*WHAT YOU HAVE TO DO*:
List each line of the data that holds the string "frittage", please.

*RECORDED DATA*:

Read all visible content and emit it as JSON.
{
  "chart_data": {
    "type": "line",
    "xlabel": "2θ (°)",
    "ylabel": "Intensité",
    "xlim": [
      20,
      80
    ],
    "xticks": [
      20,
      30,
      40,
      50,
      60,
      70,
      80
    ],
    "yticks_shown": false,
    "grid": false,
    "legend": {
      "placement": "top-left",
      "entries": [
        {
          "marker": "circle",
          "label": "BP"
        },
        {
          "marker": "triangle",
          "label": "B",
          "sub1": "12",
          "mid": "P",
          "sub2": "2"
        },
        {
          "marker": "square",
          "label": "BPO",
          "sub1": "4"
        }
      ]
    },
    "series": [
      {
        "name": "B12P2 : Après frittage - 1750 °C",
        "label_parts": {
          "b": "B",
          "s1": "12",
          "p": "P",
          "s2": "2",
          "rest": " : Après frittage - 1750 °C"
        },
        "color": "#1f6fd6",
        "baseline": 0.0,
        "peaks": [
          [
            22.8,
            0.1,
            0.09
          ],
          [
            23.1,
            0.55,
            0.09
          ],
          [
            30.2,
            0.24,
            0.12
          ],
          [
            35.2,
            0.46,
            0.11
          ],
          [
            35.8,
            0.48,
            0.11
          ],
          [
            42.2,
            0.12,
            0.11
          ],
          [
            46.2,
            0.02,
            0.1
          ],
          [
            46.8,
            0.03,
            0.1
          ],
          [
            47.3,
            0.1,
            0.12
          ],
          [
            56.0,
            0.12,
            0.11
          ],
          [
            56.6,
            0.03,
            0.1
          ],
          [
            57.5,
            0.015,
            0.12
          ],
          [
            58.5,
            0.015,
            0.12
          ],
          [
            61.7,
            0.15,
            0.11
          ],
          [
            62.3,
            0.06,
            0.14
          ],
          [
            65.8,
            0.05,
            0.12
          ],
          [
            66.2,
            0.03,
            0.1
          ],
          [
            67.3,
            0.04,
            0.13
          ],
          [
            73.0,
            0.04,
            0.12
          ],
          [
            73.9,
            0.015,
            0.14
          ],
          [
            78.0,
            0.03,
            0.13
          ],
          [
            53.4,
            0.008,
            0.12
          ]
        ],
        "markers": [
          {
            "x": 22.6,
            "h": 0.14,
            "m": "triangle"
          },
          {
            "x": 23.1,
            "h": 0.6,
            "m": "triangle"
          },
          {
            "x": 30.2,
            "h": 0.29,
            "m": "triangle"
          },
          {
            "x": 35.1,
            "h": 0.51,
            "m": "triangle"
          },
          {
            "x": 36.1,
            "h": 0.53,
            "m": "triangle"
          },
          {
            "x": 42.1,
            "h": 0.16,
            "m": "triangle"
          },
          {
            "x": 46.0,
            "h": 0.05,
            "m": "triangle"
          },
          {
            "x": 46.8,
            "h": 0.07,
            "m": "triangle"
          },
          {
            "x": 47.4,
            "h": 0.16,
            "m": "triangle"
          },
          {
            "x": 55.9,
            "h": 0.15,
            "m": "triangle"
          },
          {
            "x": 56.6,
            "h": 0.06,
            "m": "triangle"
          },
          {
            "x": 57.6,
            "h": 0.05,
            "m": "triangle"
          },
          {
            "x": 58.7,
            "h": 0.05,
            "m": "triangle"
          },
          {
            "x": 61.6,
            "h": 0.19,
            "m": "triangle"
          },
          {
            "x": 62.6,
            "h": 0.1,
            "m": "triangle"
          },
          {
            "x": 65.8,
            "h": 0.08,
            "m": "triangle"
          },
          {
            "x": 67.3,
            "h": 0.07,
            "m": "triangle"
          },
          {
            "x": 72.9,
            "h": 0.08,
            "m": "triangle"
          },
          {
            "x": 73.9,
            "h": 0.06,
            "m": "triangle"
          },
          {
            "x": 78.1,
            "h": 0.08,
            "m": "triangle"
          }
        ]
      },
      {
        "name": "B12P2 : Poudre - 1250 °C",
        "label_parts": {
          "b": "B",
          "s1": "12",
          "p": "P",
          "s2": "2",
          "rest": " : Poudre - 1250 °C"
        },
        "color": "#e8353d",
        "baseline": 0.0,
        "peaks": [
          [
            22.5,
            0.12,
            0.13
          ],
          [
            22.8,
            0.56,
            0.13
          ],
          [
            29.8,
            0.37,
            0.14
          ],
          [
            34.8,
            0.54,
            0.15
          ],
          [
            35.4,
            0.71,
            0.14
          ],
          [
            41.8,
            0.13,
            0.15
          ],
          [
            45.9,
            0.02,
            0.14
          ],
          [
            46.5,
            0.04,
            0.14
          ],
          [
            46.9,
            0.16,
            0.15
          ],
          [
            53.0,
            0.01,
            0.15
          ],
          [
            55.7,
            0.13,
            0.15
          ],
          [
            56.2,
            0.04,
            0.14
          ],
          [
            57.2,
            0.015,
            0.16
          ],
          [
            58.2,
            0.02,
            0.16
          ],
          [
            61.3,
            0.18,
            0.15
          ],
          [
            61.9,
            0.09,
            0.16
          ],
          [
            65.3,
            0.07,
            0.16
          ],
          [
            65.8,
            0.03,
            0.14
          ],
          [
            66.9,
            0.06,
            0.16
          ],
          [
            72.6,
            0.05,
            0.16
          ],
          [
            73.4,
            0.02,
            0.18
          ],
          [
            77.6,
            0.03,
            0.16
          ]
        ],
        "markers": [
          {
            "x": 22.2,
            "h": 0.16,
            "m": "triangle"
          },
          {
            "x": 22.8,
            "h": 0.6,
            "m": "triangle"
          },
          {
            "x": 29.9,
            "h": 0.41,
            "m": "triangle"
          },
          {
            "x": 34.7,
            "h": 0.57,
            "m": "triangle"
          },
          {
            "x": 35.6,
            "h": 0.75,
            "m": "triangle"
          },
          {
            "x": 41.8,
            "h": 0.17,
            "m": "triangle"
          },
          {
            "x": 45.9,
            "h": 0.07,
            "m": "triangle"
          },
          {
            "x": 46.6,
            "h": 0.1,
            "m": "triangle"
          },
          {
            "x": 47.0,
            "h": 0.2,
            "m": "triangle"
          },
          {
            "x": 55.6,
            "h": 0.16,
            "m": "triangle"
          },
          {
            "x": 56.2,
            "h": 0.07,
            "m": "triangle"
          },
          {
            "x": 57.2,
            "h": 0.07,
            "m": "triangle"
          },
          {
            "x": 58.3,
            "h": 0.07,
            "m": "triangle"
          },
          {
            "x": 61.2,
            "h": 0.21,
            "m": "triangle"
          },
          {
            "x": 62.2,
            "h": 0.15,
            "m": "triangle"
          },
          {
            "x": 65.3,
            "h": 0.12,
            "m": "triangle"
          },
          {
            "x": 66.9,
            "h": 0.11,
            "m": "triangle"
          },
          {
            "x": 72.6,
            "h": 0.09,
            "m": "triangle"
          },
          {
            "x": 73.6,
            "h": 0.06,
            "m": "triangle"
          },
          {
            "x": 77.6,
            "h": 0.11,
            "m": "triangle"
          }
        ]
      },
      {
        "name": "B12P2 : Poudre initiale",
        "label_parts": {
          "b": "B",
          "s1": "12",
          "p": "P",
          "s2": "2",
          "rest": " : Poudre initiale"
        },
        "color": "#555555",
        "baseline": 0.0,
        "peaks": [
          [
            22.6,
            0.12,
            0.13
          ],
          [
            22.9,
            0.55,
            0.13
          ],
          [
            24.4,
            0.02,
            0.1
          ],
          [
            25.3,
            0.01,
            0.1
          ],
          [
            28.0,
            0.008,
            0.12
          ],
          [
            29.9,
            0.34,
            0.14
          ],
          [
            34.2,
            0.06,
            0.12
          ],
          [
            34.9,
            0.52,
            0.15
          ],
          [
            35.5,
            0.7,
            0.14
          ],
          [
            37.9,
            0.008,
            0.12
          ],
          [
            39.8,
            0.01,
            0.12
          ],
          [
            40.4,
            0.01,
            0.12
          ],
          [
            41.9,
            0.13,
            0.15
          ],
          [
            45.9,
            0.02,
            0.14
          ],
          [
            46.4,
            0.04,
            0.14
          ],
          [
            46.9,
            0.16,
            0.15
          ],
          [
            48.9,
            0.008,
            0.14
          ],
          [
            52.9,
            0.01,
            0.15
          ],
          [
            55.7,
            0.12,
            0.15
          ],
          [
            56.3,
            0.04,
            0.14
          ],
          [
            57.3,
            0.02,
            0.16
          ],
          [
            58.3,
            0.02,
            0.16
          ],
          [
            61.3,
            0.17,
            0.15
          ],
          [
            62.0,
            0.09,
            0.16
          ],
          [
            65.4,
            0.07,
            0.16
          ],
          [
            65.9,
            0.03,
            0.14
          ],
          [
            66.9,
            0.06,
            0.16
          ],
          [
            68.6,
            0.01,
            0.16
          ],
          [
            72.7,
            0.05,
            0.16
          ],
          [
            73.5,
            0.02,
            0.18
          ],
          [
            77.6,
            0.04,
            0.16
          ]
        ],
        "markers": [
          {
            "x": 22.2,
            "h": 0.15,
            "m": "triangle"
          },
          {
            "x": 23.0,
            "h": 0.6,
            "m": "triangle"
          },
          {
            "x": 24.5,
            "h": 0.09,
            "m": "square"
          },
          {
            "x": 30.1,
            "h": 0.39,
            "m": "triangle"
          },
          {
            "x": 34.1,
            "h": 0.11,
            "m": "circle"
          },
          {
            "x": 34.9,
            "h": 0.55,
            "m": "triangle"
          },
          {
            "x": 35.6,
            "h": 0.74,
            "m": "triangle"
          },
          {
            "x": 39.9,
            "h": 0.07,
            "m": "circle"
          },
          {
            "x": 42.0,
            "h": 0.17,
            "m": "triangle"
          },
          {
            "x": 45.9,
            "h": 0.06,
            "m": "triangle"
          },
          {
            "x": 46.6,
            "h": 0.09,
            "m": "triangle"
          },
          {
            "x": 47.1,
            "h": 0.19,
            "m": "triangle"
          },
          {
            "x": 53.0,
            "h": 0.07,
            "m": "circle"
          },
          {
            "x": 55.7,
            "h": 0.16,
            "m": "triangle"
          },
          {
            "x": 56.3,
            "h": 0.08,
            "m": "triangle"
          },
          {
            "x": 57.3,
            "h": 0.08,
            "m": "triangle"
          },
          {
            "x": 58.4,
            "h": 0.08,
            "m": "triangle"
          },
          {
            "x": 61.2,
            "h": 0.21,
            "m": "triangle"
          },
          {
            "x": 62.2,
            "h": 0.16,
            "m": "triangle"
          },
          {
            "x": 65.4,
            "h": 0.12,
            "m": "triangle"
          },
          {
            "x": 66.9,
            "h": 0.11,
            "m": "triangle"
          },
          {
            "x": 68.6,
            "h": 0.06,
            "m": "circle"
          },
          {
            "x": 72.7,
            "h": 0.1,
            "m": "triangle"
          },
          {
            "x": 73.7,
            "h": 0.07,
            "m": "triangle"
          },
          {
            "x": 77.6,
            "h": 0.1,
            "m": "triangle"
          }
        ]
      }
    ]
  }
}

*RESULT OF THIS EXERCISE*:
        "name": "B12P2 : Après frittage - 1750 °C",
          "rest": " : Après frittage - 1750 °C"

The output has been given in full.